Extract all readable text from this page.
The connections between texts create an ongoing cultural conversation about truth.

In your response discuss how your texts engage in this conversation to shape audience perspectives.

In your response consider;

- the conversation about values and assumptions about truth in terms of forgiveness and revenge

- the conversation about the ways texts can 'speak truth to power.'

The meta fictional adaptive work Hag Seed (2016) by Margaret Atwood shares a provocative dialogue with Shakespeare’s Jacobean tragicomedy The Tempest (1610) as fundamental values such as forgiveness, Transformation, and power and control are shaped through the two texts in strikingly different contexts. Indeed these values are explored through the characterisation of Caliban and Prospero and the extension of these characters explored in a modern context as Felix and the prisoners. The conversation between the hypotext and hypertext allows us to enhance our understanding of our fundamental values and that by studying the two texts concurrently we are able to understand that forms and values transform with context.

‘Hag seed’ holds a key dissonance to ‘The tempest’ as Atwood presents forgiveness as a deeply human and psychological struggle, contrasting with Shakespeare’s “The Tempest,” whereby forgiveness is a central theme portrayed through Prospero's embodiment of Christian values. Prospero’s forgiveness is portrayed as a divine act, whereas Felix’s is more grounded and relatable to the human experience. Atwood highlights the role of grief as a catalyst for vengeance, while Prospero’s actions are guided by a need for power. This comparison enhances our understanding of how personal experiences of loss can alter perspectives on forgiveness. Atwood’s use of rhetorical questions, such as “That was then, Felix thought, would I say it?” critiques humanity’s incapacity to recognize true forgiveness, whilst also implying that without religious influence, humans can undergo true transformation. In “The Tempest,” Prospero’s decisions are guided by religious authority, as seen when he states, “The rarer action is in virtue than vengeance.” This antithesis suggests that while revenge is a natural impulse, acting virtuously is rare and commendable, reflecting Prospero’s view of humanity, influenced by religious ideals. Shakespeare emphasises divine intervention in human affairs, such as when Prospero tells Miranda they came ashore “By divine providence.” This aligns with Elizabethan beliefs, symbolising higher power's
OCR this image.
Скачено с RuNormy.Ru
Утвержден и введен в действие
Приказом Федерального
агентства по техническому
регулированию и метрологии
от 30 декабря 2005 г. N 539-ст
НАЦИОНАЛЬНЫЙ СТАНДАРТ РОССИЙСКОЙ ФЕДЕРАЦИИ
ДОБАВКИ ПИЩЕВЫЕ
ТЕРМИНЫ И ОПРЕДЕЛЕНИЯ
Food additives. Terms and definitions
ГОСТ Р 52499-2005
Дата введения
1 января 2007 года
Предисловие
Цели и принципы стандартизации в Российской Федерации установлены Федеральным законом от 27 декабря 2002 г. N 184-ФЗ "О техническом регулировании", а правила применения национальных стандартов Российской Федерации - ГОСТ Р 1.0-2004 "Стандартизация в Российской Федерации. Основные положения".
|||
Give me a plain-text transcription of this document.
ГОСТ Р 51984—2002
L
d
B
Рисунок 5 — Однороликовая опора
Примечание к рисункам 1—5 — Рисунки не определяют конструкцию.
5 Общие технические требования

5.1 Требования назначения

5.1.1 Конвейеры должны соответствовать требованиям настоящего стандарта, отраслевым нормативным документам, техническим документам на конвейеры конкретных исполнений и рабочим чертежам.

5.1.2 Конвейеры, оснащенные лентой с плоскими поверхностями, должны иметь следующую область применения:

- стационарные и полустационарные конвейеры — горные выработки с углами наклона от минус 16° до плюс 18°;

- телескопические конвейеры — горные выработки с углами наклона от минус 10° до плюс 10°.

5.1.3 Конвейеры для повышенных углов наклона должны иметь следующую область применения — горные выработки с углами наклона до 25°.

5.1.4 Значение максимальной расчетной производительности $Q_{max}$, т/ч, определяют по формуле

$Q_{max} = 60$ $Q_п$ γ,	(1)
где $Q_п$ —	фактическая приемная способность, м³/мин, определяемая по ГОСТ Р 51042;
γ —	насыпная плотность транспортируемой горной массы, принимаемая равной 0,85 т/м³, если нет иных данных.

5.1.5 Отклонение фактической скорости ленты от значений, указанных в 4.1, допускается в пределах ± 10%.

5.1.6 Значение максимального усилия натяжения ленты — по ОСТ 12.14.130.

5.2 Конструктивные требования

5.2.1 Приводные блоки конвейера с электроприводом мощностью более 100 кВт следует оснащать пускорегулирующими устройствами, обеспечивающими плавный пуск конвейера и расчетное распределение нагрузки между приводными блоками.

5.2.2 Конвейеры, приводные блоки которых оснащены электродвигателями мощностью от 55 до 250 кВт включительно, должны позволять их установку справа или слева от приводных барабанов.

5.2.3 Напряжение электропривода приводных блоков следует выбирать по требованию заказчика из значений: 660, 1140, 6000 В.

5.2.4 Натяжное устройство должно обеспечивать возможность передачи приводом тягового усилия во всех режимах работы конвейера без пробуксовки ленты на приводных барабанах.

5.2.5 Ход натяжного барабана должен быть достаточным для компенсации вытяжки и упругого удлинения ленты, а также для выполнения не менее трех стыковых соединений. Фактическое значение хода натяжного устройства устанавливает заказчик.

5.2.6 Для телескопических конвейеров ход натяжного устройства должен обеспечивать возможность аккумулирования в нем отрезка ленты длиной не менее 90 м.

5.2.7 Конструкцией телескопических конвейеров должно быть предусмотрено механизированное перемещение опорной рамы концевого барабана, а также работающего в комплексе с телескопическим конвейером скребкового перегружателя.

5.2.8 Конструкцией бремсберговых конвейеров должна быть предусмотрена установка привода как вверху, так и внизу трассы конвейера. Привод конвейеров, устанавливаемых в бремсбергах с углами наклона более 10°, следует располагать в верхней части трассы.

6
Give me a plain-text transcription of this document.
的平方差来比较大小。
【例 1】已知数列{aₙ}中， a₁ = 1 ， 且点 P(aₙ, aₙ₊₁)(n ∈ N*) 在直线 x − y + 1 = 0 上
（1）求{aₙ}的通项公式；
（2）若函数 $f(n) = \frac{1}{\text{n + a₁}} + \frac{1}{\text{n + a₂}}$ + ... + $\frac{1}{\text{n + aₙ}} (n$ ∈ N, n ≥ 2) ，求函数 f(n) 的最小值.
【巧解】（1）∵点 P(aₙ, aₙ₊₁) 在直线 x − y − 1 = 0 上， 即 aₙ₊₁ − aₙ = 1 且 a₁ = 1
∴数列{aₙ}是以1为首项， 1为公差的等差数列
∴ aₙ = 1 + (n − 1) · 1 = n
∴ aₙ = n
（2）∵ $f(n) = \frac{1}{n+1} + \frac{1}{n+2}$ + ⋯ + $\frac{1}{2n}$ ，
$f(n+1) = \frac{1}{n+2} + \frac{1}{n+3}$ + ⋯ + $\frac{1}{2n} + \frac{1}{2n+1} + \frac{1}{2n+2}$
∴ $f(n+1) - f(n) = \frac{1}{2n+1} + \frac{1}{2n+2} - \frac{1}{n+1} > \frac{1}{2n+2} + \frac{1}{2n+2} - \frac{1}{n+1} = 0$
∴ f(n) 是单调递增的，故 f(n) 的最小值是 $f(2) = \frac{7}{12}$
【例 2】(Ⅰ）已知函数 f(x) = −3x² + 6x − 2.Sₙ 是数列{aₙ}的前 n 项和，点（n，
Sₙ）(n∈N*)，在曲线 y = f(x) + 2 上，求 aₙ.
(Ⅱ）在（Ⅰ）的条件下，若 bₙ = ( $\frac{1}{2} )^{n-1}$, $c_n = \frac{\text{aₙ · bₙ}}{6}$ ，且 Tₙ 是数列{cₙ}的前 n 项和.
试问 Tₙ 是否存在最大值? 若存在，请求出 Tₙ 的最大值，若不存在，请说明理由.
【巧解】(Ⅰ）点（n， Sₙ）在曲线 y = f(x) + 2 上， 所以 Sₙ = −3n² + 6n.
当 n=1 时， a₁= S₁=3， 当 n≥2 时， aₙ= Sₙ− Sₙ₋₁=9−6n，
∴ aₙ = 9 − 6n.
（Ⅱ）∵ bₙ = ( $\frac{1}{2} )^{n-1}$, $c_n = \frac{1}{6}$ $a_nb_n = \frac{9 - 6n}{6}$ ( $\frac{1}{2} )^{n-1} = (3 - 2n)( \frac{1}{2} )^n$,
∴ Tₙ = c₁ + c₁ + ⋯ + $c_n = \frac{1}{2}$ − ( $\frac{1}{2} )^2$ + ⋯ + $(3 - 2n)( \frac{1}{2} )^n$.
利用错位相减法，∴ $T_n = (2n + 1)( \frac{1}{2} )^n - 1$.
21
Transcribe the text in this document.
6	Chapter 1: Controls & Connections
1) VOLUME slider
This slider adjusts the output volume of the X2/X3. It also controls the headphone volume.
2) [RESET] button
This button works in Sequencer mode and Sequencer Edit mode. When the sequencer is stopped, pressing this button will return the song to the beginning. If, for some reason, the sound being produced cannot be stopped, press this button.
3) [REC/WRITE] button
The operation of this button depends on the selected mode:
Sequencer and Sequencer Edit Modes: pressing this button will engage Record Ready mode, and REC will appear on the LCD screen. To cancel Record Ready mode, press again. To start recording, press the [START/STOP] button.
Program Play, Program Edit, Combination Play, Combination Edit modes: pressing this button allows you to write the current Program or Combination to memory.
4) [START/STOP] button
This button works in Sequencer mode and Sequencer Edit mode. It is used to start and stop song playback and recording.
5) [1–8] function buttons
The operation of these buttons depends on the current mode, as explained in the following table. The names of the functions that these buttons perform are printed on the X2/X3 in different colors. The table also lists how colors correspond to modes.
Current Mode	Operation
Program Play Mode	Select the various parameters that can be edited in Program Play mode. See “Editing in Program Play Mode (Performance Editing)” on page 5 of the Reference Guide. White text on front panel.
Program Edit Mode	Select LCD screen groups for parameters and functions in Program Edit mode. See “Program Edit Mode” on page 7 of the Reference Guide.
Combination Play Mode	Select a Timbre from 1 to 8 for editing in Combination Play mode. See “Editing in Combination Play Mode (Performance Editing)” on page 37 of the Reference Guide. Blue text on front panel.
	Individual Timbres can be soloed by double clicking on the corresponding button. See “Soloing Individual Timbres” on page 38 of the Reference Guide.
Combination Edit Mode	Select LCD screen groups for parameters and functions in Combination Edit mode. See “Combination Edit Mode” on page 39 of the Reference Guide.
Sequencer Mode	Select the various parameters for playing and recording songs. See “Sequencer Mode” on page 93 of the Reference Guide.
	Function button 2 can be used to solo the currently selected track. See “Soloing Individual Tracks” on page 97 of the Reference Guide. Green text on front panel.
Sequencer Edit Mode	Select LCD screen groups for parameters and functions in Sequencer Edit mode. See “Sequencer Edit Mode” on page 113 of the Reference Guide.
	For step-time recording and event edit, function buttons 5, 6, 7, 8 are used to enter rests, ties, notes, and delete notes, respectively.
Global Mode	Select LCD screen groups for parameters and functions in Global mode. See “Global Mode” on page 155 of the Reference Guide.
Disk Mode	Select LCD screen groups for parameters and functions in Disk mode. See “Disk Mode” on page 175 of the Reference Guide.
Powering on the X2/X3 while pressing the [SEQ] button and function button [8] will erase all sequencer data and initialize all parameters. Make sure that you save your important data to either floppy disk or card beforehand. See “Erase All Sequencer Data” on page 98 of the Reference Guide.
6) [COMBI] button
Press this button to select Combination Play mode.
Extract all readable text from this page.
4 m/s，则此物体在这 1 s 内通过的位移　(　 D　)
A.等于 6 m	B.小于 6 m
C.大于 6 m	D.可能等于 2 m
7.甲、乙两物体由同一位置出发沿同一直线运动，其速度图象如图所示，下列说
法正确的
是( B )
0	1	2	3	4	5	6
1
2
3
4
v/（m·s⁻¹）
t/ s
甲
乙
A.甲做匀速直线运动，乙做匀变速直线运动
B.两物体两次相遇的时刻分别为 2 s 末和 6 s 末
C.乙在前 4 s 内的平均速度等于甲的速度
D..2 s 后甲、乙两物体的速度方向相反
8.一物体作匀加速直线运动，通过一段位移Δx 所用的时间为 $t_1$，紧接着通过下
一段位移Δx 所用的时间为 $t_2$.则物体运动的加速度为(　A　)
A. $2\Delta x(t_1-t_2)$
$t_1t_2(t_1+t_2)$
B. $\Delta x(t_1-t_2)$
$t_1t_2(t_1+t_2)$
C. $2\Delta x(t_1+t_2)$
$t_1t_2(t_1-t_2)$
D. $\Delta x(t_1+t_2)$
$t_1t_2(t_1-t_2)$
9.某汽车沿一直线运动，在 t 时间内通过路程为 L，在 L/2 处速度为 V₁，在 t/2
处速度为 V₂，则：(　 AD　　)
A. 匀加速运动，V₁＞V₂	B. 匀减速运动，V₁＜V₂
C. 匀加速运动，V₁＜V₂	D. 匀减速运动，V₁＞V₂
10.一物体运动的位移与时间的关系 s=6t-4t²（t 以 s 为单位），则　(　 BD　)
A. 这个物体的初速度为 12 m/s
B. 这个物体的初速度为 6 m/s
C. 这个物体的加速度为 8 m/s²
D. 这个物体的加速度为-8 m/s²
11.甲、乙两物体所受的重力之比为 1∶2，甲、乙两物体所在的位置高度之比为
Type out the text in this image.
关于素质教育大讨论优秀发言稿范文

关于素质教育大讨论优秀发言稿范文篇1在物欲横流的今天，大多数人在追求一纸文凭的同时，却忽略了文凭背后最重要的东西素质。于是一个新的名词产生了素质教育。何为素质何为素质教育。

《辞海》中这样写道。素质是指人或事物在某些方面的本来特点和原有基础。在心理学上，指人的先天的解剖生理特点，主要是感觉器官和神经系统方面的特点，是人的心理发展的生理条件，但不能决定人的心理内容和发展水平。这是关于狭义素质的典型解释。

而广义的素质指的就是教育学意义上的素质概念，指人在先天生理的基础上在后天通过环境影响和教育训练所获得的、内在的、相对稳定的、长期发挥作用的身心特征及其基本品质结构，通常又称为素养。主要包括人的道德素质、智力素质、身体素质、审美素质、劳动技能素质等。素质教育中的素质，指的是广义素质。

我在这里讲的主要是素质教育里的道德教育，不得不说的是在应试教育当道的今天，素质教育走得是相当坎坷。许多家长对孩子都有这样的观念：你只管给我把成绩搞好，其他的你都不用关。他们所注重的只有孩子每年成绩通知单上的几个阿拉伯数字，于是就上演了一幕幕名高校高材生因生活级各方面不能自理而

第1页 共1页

▶ [TASK DETAILS]
How many lines in these entries hold the string "горные"? Answer with the number alone.

▶ [OUTPUT BELOW]
3